[Description of the task]:
Give the number of lines in this listing that hold "ddPCR". No other words belong in the reply.

┌─ Records for processing

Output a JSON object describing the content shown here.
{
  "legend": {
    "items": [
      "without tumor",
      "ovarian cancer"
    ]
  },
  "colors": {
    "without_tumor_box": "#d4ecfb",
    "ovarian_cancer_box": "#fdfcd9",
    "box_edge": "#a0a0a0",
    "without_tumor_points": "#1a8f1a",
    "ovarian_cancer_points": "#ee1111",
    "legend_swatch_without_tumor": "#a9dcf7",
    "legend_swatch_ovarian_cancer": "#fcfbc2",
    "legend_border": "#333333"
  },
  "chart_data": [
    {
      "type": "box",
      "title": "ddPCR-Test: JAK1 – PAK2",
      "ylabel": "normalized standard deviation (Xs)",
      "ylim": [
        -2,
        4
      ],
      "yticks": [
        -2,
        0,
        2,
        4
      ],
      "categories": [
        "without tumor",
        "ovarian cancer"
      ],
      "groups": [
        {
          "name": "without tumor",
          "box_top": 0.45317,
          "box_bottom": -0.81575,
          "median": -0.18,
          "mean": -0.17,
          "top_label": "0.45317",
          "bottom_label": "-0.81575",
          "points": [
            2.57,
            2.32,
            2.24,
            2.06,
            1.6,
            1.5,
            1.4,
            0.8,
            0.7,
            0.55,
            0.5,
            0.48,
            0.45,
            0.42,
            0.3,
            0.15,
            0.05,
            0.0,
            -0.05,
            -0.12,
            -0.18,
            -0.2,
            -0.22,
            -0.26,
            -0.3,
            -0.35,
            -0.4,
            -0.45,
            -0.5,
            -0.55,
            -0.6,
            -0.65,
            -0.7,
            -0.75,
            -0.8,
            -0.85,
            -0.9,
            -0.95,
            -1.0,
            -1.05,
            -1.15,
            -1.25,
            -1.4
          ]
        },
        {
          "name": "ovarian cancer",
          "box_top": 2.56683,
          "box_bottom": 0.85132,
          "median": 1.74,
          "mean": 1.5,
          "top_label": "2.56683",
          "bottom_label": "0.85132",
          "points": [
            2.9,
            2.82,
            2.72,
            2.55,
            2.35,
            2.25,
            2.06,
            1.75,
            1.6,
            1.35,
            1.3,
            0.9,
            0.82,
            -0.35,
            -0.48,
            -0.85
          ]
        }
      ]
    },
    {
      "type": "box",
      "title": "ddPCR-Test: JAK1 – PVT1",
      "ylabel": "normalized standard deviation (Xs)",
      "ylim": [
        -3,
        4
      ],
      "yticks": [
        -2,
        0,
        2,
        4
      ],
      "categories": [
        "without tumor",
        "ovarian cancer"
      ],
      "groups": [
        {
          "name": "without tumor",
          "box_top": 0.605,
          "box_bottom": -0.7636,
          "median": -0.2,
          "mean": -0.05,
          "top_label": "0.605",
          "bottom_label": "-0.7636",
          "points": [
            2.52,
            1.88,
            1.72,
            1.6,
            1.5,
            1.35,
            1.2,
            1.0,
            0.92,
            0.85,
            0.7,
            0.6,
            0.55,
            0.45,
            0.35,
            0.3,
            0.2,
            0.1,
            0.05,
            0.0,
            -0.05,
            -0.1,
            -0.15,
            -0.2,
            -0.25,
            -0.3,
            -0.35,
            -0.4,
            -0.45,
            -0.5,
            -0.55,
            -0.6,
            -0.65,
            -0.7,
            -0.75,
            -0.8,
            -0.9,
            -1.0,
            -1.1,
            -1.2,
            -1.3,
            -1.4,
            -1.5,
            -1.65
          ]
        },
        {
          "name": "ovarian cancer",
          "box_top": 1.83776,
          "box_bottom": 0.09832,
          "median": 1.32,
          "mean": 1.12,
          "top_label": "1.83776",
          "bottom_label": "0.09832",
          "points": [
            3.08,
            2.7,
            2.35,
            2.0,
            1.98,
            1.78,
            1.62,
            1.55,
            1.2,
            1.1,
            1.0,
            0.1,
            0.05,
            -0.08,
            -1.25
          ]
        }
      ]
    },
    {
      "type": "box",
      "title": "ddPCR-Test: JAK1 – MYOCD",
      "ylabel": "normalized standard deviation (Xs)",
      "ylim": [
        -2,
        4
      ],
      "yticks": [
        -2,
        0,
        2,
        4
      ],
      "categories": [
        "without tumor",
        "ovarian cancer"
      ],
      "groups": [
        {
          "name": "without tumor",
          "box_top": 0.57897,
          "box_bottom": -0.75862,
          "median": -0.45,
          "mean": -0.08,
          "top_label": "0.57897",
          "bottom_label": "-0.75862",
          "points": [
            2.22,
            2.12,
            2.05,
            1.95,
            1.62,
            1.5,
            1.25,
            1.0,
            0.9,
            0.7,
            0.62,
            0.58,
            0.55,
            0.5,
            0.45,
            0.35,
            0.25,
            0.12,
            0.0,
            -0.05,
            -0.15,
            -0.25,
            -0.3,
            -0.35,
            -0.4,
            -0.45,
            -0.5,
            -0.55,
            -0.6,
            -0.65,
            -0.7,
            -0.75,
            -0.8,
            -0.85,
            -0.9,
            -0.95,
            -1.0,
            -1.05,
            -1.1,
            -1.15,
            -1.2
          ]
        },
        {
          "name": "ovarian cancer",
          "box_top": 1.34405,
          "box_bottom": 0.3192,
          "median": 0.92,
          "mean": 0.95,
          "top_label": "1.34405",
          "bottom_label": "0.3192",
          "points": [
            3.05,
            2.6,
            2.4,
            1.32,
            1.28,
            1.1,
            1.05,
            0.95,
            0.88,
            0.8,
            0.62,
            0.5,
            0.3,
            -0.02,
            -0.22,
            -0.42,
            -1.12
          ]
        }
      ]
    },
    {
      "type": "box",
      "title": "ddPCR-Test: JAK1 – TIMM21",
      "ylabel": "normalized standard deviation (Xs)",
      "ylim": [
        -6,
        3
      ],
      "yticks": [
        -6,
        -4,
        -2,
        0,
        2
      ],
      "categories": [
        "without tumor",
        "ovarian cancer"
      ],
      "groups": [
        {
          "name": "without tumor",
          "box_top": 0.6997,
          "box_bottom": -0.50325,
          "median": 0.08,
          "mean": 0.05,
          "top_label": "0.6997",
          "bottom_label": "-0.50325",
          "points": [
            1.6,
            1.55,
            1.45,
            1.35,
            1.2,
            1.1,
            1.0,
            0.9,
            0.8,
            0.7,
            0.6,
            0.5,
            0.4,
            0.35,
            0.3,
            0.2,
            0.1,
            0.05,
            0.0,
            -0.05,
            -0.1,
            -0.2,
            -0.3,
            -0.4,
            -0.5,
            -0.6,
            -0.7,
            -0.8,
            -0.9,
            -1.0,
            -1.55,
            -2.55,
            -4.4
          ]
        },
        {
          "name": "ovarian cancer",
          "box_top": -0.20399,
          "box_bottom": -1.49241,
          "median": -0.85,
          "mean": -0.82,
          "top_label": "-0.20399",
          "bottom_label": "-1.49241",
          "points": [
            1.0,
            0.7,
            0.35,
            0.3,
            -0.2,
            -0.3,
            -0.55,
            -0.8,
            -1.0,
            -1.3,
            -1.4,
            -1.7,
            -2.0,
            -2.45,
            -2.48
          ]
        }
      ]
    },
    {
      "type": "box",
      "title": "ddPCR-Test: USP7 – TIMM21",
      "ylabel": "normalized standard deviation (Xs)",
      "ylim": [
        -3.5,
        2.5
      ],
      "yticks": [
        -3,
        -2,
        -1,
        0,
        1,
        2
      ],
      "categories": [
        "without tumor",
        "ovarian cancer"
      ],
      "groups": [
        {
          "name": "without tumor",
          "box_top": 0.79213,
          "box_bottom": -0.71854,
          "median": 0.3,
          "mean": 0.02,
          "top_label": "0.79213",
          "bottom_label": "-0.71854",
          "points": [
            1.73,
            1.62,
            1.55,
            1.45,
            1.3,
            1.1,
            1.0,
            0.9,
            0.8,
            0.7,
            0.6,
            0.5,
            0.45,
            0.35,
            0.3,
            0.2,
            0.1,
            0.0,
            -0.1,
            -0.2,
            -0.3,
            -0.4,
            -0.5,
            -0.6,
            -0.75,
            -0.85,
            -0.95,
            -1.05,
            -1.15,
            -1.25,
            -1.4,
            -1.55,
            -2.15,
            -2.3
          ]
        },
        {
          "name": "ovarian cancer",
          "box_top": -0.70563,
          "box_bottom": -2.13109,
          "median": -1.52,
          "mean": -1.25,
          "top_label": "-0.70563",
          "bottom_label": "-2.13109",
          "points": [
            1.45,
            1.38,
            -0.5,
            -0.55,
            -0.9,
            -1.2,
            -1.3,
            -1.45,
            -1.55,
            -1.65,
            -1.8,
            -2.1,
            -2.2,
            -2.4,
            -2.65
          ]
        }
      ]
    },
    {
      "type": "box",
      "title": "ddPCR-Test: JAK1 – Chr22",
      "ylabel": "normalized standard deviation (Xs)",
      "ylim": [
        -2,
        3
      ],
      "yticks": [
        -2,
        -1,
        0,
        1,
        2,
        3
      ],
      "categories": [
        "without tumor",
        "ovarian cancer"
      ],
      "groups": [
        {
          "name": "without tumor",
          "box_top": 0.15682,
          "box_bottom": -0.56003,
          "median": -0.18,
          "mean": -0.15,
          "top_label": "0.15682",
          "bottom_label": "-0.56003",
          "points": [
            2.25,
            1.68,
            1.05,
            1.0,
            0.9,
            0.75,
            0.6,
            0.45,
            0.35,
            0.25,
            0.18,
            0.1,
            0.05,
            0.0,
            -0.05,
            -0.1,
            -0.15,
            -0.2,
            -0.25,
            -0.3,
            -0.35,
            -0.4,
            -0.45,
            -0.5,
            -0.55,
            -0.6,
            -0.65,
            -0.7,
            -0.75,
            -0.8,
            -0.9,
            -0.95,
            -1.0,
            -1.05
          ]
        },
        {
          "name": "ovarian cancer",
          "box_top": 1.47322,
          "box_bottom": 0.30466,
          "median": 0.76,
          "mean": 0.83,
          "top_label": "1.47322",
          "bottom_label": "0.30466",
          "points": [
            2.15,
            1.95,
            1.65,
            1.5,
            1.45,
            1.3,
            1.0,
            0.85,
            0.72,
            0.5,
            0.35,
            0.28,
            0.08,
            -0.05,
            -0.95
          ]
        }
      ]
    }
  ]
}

└─

[Completed task]:
6